-------- Texte fourni

L'euro fort plombe-t-il l'économie européenne ?

L'appréciation de l'euro n'est pas forcément un handicap majeur pour la croissance dans l'ensemble de la zone euro. Mais ses effets diffèrent selon les pays.

L'embellie aura été de courte durée. L'économie de la zone euro semblait être enfin sortie de sa torpeur et progressait depuis le milieu de 2006 sur un rythme de 3% l'an. Elle accuse un nouveau ralentissement depuis le troisième trimestre de 2007. Selon l'OCDE, sa croissance pourrait revenir en deçà de 2% en 2008. Les causes de ce freinage de l'activité sont multiples: resserrement des conditions du crédit, impact de la crise des subprime sur l'activité aux Etats-Unis, retournement du marché de l'immobilier qui gagne l'Europe, niveau record du prix du pétrole... Mais l'une des causes possibles - la force de l'euro - retient particulièrement l'attention des commentateurs et se trouve au coeur du débat politique. Qu'en est-il en réalité?

En première analyse pourtant, la force de la devise européenne ne semble pas constituer un handicap majeur pour l'économie de la zone. La faiblesse de l'euro au début de la décennie n'avait guère empêché la récession de gagner la plupart des économies continentales (notamment l'Allemagne) après l'éclatement de la bulle high-tech et les attentats du 11 septembre 2001. De même, le mouvement d'appréciation de l'euro à partir de 2003 n'a pas empêché la reprise de s'installer progressivement sur le Vieux Continent. Considérée globalement, la zone euro est fortement autocentrée: les exportations se font essentiellement entre les pays de la zone euro, celles vers le reste du monde ne représentant que 16% du produit intérieur brut (PIB) de la zone. Ce qui contribue à expliquer cette relative insensibilité de l'activité aux variations du taux de change de l'euro.

 

Exagération

 

L'appréciation de l'euro vis-à-vis du dollar (+ 70% entre son point bas de 2001 et son niveau fin 2007) donne par ailleurs une image très exagérée de son impact réel sur la compétitivité-prix du secteur productif. Tout d'abord, parce que le point bas de 2001 ne fournit pas, par définition, une référence adéquate pour l'évaluation du niveau actuel. Par rapport à son niveau au 1er janvier 1999, date de lancement de la monnaie européenne, la hausse de l'euro n'est plus que de 25%. Ensuite, parce que la devise européenne n'est pas la seule à s'être appréciée vis-à-vis du dollar au cours de cette période.

----------------
-------- Lignes de données

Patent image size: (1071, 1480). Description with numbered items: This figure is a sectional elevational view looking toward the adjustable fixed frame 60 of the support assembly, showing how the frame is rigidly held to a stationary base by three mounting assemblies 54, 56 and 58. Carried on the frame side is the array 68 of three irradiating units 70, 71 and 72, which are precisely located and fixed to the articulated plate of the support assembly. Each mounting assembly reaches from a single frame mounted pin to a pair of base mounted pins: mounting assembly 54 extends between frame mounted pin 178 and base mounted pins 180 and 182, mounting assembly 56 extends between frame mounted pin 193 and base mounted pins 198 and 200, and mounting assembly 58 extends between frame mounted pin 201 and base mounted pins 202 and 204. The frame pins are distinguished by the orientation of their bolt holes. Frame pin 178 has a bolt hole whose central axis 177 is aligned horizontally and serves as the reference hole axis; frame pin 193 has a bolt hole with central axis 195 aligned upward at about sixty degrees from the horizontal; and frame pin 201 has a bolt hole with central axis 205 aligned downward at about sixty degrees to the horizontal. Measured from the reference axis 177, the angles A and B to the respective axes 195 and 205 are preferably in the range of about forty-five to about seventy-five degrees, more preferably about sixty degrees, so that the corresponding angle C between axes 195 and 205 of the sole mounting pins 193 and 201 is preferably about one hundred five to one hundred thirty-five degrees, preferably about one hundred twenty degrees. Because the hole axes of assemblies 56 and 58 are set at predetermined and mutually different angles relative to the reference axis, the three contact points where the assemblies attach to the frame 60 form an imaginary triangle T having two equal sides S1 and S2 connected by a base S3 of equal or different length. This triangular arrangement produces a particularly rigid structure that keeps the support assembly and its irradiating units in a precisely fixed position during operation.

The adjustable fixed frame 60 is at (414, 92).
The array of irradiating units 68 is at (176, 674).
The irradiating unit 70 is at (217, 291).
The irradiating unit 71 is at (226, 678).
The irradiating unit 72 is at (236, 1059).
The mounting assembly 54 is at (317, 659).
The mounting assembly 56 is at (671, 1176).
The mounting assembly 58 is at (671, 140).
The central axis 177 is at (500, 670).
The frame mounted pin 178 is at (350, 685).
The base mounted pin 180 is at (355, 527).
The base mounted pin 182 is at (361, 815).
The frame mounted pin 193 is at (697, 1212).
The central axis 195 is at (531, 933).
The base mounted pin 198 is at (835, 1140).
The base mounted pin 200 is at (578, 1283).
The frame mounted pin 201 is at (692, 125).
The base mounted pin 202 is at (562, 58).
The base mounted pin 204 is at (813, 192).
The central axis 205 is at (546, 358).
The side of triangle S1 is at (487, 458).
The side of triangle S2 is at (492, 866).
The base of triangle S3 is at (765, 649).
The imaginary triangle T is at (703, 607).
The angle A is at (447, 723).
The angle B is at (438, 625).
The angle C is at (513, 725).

----------------

Détails de l'exercice —
Reproduisez le passage du texte sur l'euro fort compris entre « L'appréciation de l'euro n'est » et « selon les pays. », ces deux segments inclus. Appuyez-vous uniquement sur le texte sur l'euro fort.

Exercice réalisé —
L'appréciation de l'euro n'est pas forcément un handicap majeur pour la croissance dans l'ensemble de la zone euro. Mais ses effets diffèrent selon les pays.